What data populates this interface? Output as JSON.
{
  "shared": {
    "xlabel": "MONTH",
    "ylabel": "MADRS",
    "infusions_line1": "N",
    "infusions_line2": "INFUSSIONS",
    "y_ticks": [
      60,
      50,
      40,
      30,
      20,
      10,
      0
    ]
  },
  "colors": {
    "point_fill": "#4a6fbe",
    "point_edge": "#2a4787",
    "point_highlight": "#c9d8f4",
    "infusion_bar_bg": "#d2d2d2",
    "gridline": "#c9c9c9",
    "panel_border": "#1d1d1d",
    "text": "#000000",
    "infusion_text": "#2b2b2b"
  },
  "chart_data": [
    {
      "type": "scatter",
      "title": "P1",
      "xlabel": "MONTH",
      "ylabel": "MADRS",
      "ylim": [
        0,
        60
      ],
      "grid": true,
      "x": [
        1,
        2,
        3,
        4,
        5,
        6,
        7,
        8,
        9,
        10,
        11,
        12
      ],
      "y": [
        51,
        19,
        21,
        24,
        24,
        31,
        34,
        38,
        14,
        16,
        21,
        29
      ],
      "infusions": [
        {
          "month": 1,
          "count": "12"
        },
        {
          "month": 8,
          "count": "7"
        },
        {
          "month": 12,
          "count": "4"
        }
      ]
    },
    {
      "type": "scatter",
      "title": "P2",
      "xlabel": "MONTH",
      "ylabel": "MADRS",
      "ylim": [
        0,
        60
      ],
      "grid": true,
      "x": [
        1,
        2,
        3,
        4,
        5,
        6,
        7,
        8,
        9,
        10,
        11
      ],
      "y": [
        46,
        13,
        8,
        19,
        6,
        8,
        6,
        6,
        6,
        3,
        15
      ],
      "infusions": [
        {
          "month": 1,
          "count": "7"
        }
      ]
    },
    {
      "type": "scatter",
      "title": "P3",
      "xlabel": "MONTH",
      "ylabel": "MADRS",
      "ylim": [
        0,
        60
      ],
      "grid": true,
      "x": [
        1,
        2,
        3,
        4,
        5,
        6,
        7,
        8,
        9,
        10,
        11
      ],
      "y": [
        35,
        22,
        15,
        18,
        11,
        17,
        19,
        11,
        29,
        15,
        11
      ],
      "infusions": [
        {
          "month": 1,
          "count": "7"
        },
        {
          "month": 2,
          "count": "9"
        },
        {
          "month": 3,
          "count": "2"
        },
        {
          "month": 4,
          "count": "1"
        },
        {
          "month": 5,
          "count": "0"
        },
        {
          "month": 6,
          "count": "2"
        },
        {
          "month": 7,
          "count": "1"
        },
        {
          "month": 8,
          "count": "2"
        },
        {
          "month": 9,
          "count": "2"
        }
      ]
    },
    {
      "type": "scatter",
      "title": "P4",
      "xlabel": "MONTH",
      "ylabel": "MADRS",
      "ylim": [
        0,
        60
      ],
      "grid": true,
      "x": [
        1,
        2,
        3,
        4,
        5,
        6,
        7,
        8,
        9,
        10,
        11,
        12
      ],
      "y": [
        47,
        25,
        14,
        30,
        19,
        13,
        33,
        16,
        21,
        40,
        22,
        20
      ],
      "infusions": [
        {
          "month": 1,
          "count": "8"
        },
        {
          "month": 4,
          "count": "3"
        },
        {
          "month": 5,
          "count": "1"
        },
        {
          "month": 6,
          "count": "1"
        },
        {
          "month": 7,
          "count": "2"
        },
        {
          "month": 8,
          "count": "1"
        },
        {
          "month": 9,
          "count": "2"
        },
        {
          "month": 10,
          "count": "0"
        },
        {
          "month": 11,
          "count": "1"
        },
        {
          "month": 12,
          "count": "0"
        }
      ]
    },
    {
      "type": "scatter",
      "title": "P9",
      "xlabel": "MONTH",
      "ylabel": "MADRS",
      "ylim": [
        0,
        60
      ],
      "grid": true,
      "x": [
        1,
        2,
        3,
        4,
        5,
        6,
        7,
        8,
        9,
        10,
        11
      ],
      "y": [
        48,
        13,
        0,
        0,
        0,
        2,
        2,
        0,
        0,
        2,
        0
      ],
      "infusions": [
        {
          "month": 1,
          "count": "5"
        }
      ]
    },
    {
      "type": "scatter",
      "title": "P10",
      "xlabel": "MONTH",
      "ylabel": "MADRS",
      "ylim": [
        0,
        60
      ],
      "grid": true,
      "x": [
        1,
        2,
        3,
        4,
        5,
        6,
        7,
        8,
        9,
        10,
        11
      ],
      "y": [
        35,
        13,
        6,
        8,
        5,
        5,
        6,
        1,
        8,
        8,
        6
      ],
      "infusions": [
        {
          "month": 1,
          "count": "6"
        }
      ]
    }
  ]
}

▸ Requirements: Gather all lines from the records above in which "title" appears.

▸ Answer to this problem:
      "title": "P1",
      "title": "P2",
      "title": "P3",
      "title": "P4",
      "title": "P9",
      "title": "P10",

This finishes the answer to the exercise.